▶ [ROWS]
╭──
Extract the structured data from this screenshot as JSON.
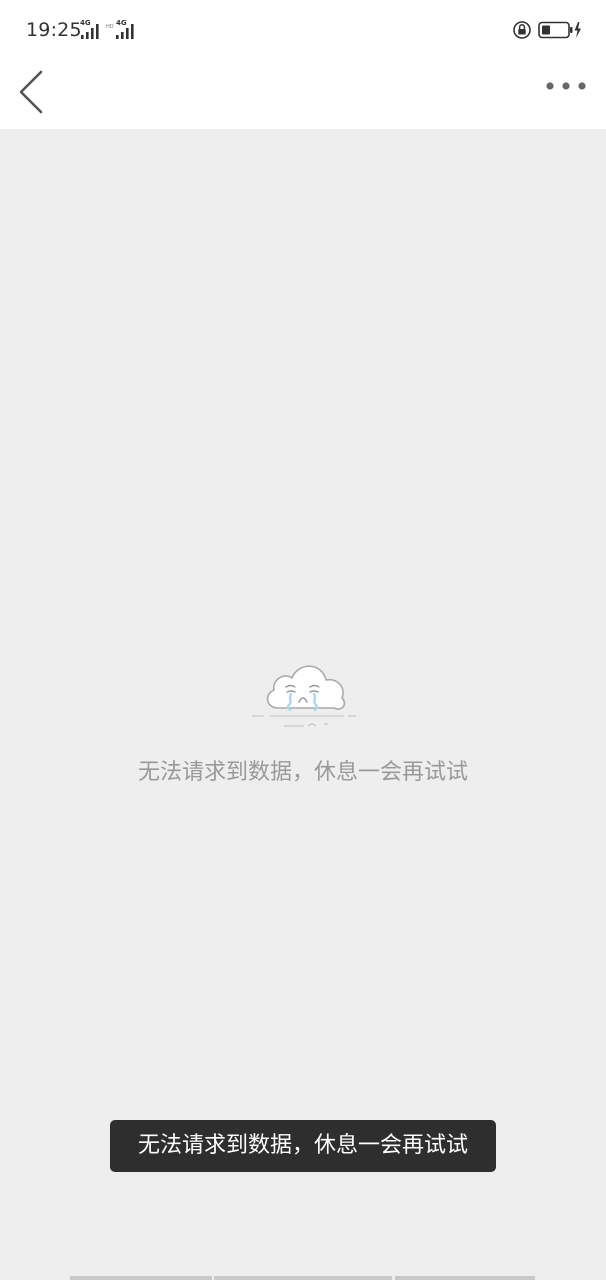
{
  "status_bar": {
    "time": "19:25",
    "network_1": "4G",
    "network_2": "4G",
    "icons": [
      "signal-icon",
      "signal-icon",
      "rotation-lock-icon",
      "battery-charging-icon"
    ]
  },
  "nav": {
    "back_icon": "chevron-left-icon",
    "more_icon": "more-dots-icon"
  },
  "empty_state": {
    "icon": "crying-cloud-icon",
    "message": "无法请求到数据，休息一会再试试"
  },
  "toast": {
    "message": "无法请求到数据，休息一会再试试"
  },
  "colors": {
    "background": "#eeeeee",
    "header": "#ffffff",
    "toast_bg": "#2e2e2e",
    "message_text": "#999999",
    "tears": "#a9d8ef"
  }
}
╰──
▶ [WHAT TO DO] From start to finish, output the listing exactly, but omit its pictures.

▶ [EXERCISE RESULT]
Extract the structured data from this screenshot as JSON.
{
  "status_bar": {
    "time": "19:25",
    "network_1": "4G",
    "network_2": "4G",
    "icons": [
      "signal-icon",
      "signal-icon",
      "rotation-lock-icon",
      "battery-charging-icon"
    ]
  },
  "nav": {
    "back_icon": "chevron-left-icon",
    "more_icon": "more-dots-icon"
  },
  "empty_state": {
    "icon": "crying-cloud-icon",
    "message": "无法请求到数据，休息一会再试试"
  },
  "toast": {
    "message": "无法请求到数据，休息一会再试试"
  },
  "colors": {
    "background": "#eeeeee",
    "header": "#ffffff",
    "toast_bg": "#2e2e2e",
    "message_text": "#999999",
    "tears": "#a9d8ef"
  }
}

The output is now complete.